What to produce: Find how many lines in the material hold the word "name", then state that number and nothing more.
━━ Data listing ━━
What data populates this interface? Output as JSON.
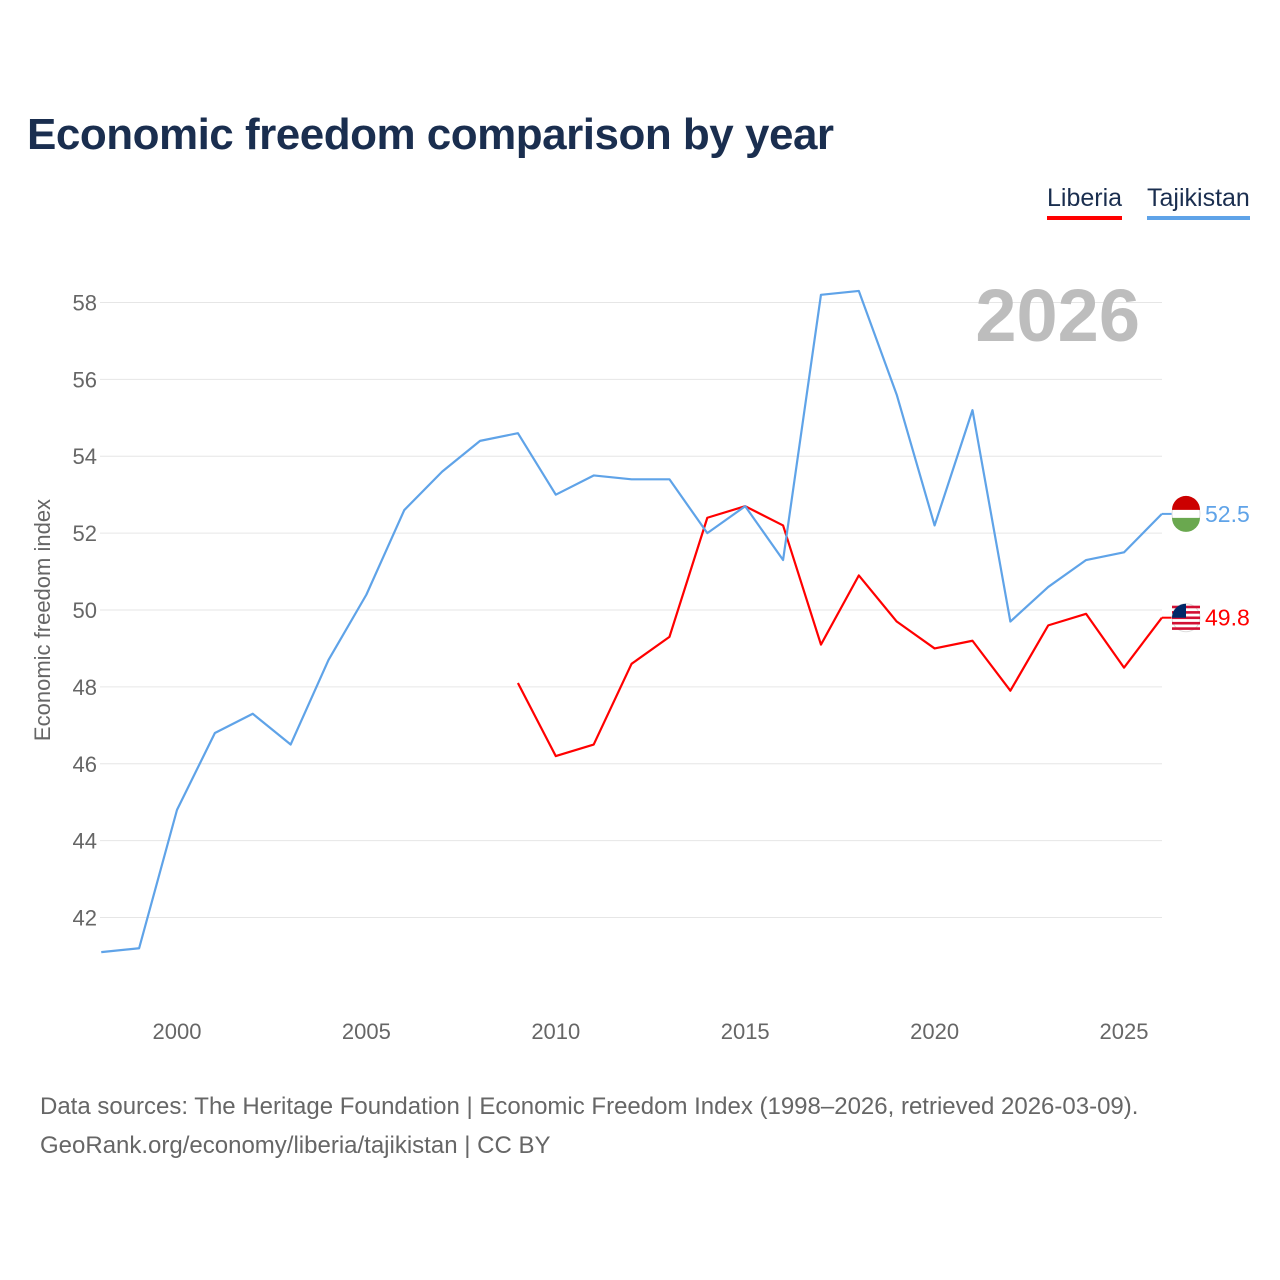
{
  "title": "Economic freedom comparison by year",
  "colors": {
    "Liberia": "#ff0000",
    "Tajikistan": "#5fa3e8",
    "grid": "#e6e6e6",
    "text": "#666666",
    "watermark": "#bdbdbd"
  },
  "chart_data": {
    "type": "line",
    "title": "Economic freedom comparison by year",
    "xlabel": "",
    "ylabel": "Economic freedom index",
    "xlim": [
      1998,
      2026
    ],
    "ylim": [
      40.5,
      59
    ],
    "x_ticks": [
      2000,
      2005,
      2010,
      2015,
      2020,
      2025
    ],
    "y_ticks": [
      42,
      44,
      46,
      48,
      50,
      52,
      54,
      56,
      58
    ],
    "grid": true,
    "legend_placement": "top-right",
    "year_overlay": "2026",
    "series": [
      {
        "name": "Liberia",
        "end_label": "49.8",
        "x": [
          2009,
          2010,
          2011,
          2012,
          2013,
          2014,
          2015,
          2016,
          2017,
          2018,
          2019,
          2020,
          2021,
          2022,
          2023,
          2024,
          2025,
          2026
        ],
        "values": [
          48.1,
          46.2,
          46.5,
          48.6,
          49.3,
          52.4,
          52.7,
          52.2,
          49.1,
          50.9,
          49.7,
          49.0,
          49.2,
          47.9,
          49.6,
          49.9,
          48.5,
          49.8
        ]
      },
      {
        "name": "Tajikistan",
        "end_label": "52.5",
        "x": [
          1998,
          1999,
          2000,
          2001,
          2002,
          2003,
          2004,
          2005,
          2006,
          2007,
          2008,
          2009,
          2010,
          2011,
          2012,
          2013,
          2014,
          2015,
          2016,
          2017,
          2018,
          2019,
          2020,
          2021,
          2022,
          2023,
          2024,
          2025,
          2026
        ],
        "values": [
          41.1,
          41.2,
          44.8,
          46.8,
          47.3,
          46.5,
          48.7,
          50.4,
          52.6,
          53.6,
          54.4,
          54.6,
          53.0,
          53.5,
          53.4,
          53.4,
          52.0,
          52.7,
          51.3,
          58.2,
          58.3,
          55.6,
          52.2,
          55.2,
          49.7,
          50.6,
          51.3,
          51.5,
          52.5
        ]
      }
    ]
  },
  "footer": {
    "line1": "Data sources: The Heritage Foundation | Economic Freedom Index (1998–2026, retrieved 2026-03-09).",
    "line2": "GeoRank.org/economy/liberia/tajikistan | CC BY"
  }
}
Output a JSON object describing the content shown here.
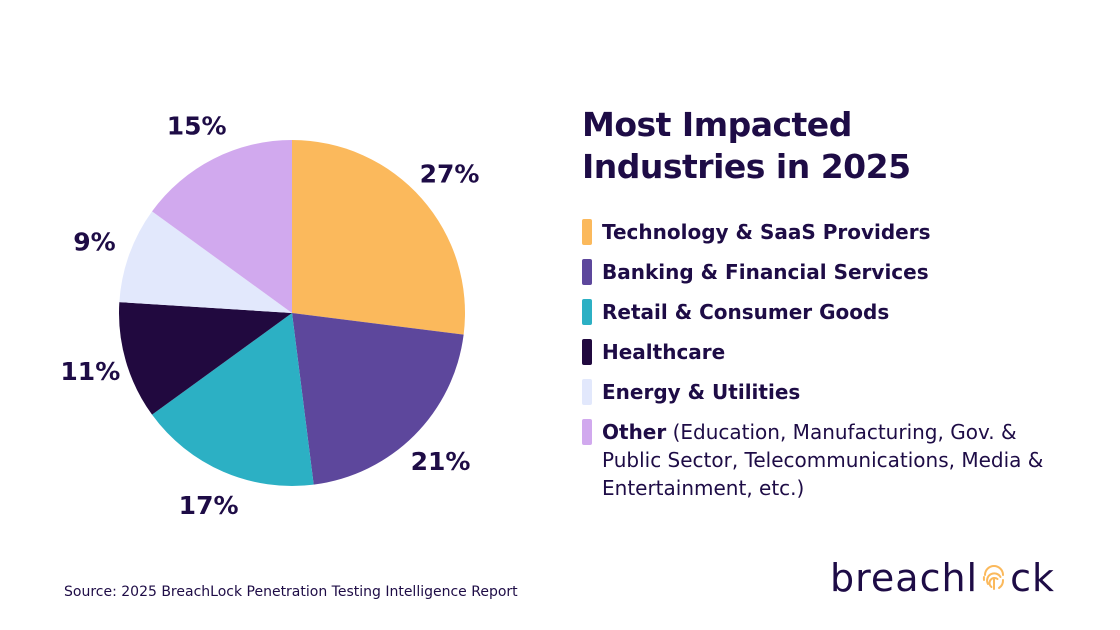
{
  "title": "Most Impacted Industries in 2025",
  "chart_data": {
    "type": "pie",
    "title": "Most Impacted Industries in 2025",
    "slices": [
      {
        "label": "Technology & SaaS Providers",
        "value": 27,
        "value_label": "27%",
        "color": "#fbb95c"
      },
      {
        "label": "Banking & Financial Services",
        "value": 21,
        "value_label": "21%",
        "color": "#5d479c"
      },
      {
        "label": "Retail & Consumer Goods",
        "value": 17,
        "value_label": "17%",
        "color": "#2cb0c4"
      },
      {
        "label": "Healthcare",
        "value": 11,
        "value_label": "11%",
        "color": "#21093f"
      },
      {
        "label": "Energy & Utilities",
        "value": 9,
        "value_label": "9%",
        "color": "#e2e8fc"
      },
      {
        "label": "Other",
        "detail": "(Education, Manufacturing, Gov. & Public Sector, Telecommunications, Media & Entertainment, etc.)",
        "value": 15,
        "value_label": "15%",
        "color": "#d1a9ee"
      }
    ],
    "legend_position": "right"
  },
  "source": "Source: 2025 BreachLock Penetration Testing Intelligence Report",
  "brand": {
    "name": "breachlock",
    "text_before": "breachl",
    "text_after": "ck",
    "logo_icon": "fingerprint-icon"
  }
}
━━━
Full response: 3